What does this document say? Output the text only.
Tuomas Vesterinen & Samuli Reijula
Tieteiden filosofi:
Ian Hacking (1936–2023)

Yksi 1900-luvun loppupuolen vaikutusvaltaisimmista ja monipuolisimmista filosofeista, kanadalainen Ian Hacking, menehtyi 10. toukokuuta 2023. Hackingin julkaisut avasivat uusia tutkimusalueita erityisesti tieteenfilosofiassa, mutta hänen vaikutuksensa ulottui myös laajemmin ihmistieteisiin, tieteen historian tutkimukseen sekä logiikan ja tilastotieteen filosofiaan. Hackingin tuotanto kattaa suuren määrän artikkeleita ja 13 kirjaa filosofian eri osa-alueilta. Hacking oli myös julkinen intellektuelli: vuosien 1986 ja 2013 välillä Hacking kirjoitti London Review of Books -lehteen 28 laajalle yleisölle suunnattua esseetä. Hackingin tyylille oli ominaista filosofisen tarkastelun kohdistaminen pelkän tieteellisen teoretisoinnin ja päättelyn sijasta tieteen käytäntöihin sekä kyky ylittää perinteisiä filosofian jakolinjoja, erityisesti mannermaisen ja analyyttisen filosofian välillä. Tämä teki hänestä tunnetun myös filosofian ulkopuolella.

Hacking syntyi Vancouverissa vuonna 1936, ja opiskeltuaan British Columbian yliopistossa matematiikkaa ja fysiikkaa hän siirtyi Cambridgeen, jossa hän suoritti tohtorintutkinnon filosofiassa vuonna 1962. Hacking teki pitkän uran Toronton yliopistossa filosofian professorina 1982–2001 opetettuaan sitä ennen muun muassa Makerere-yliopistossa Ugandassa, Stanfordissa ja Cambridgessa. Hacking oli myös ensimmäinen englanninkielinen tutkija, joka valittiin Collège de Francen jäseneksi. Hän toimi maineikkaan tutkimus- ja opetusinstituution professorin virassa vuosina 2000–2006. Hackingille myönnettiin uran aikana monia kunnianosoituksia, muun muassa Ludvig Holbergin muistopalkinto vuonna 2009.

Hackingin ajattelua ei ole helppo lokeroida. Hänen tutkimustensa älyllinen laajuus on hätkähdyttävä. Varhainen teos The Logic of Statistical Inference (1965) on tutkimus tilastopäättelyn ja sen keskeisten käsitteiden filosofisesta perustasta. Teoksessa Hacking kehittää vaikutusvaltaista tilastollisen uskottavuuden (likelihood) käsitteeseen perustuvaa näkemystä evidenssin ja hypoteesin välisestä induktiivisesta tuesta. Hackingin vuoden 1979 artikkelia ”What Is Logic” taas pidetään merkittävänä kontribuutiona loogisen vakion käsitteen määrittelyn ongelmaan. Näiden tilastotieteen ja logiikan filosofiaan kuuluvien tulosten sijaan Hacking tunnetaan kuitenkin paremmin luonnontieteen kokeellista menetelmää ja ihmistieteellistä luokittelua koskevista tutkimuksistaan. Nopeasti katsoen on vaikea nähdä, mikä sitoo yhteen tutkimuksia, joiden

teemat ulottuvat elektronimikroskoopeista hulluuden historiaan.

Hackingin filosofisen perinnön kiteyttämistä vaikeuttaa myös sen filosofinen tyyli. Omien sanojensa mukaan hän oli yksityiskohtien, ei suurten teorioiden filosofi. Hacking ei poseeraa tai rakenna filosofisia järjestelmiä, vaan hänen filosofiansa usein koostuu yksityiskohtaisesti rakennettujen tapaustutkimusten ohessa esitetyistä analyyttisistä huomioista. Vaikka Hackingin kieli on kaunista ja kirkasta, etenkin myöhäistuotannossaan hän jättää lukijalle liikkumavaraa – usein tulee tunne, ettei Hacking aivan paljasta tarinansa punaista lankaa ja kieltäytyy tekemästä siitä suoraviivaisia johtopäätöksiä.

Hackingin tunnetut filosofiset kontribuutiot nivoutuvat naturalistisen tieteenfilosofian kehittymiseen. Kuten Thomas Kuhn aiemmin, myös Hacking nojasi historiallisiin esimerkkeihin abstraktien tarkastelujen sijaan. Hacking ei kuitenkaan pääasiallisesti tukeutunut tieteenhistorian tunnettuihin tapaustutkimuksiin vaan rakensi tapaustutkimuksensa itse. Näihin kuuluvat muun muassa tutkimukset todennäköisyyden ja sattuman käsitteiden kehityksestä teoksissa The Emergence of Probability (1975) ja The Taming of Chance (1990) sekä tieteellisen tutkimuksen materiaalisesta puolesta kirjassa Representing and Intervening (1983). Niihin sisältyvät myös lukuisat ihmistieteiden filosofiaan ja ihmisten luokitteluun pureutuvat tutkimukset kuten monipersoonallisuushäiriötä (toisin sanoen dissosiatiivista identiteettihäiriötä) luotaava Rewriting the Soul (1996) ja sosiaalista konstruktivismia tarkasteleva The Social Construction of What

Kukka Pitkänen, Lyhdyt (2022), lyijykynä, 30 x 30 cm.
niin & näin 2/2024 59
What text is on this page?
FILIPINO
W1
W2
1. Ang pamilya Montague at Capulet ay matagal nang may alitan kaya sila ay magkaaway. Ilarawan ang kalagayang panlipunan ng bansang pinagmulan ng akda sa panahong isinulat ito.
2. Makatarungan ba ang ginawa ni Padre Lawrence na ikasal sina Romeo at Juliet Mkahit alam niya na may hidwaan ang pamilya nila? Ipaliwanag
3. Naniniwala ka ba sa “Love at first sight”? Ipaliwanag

:::

Print all of the entries exactly as they appear.

__ANSWER TO THIS EXERCISE__
What does this document say? Output the text only.
Tuomas Vesterinen & Samuli Reijula
Tieteiden filosofi:
Ian Hacking (1936–2023)

Yksi 1900-luvun loppupuolen vaikutusvaltaisimmista ja monipuolisimmista filosofeista, kanadalainen Ian Hacking, menehtyi 10. toukokuuta 2023. Hackingin julkaisut avasivat uusia tutkimusalueita erityisesti tieteenfilosofiassa, mutta hänen vaikutuksensa ulottui myös laajemmin ihmistieteisiin, tieteen historian tutkimukseen sekä logiikan ja tilastotieteen filosofiaan. Hackingin tuotanto kattaa suuren määrän artikkeleita ja 13 kirjaa filosofian eri osa-alueilta. Hacking oli myös julkinen intellektuelli: vuosien 1986 ja 2013 välillä Hacking kirjoitti London Review of Books -lehteen 28 laajalle yleisölle suunnattua esseetä. Hackingin tyylille oli ominaista filosofisen tarkastelun kohdistaminen pelkän tieteellisen teoretisoinnin ja päättelyn sijasta tieteen käytäntöihin sekä kyky ylittää perinteisiä filosofian jakolinjoja, erityisesti mannermaisen ja analyyttisen filosofian välillä. Tämä teki hänestä tunnetun myös filosofian ulkopuolella.

Hacking syntyi Vancouverissa vuonna 1936, ja opiskeltuaan British Columbian yliopistossa matematiikkaa ja fysiikkaa hän siirtyi Cambridgeen, jossa hän suoritti tohtorintutkinnon filosofiassa vuonna 1962. Hacking teki pitkän uran Toronton yliopistossa filosofian professorina 1982–2001 opetettuaan sitä ennen muun muassa Makerere-yliopistossa Ugandassa, Stanfordissa ja Cambridgessa. Hacking oli myös ensimmäinen englanninkielinen tutkija, joka valittiin Collège de Francen jäseneksi. Hän toimi maineikkaan tutkimus- ja opetusinstituution professorin virassa vuosina 2000–2006. Hackingille myönnettiin uran aikana monia kunnianosoituksia, muun muassa Ludvig Holbergin muistopalkinto vuonna 2009.

Hackingin ajattelua ei ole helppo lokeroida. Hänen tutkimustensa älyllinen laajuus on hätkähdyttävä. Varhainen teos The Logic of Statistical Inference (1965) on tutkimus tilastopäättelyn ja sen keskeisten käsitteiden filosofisesta perustasta. Teoksessa Hacking kehittää vaikutusvaltaista tilastollisen uskottavuuden (likelihood) käsitteeseen perustuvaa näkemystä evidenssin ja hypoteesin välisestä induktiivisesta tuesta. Hackingin vuoden 1979 artikkelia ”What Is Logic” taas pidetään merkittävänä kontribuutiona loogisen vakion käsitteen määrittelyn ongelmaan. Näiden tilastotieteen ja logiikan filosofiaan kuuluvien tulosten sijaan Hacking tunnetaan kuitenkin paremmin luonnontieteen kokeellista menetelmää ja ihmistieteellistä luokittelua koskevista tutkimuksistaan. Nopeasti katsoen on vaikea nähdä, mikä sitoo yhteen tutkimuksia, joiden

teemat ulottuvat elektronimikroskoopeista hulluuden historiaan.

Hackingin filosofisen perinnön kiteyttämistä vaikeuttaa myös sen filosofinen tyyli. Omien sanojensa mukaan hän oli yksityiskohtien, ei suurten teorioiden filosofi. Hacking ei poseeraa tai rakenna filosofisia järjestelmiä, vaan hänen filosofiansa usein koostuu yksityiskohtaisesti rakennettujen tapaustutkimusten ohessa esitetyistä analyyttisistä huomioista. Vaikka Hackingin kieli on kaunista ja kirkasta, etenkin myöhäistuotannossaan hän jättää lukijalle liikkumavaraa – usein tulee tunne, ettei Hacking aivan paljasta tarinansa punaista lankaa ja kieltäytyy tekemästä siitä suoraviivaisia johtopäätöksiä.

Hackingin tunnetut filosofiset kontribuutiot nivoutuvat naturalistisen tieteenfilosofian kehittymiseen. Kuten Thomas Kuhn aiemmin, myös Hacking nojasi historiallisiin esimerkkeihin abstraktien tarkastelujen sijaan. Hacking ei kuitenkaan pääasiallisesti tukeutunut tieteenhistorian tunnettuihin tapaustutkimuksiin vaan rakensi tapaustutkimuksensa itse. Näihin kuuluvat muun muassa tutkimukset todennäköisyyden ja sattuman käsitteiden kehityksestä teoksissa The Emergence of Probability (1975) ja The Taming of Chance (1990) sekä tieteellisen tutkimuksen materiaalisesta puolesta kirjassa Representing and Intervening (1983). Niihin sisältyvät myös lukuisat ihmistieteiden filosofiaan ja ihmisten luokitteluun pureutuvat tutkimukset kuten monipersoonallisuushäiriötä (toisin sanoen dissosiatiivista identiteettihäiriötä) luotaava Rewriting the Soul (1996) ja sosiaalista konstruktivismia tarkasteleva The Social Construction of What

Kukka Pitkänen, Lyhdyt (2022), lyijykynä, 30 x 30 cm.
niin & näin 2/2024 59
What text is on this page?
FILIPINO
W1
W2
1. Ang pamilya Montague at Capulet ay matagal nang may alitan kaya sila ay magkaaway. Ilarawan ang kalagayang panlipunan ng bansang pinagmulan ng akda sa panahong isinulat ito.
2. Makatarungan ba ang ginawa ni Padre Lawrence na ikasal sina Romeo at Juliet Mkahit alam niya na may hidwaan ang pamilya nila? Ipaliwanag
3. Naniniwala ka ba sa “Love at first sight”? Ipaliwanag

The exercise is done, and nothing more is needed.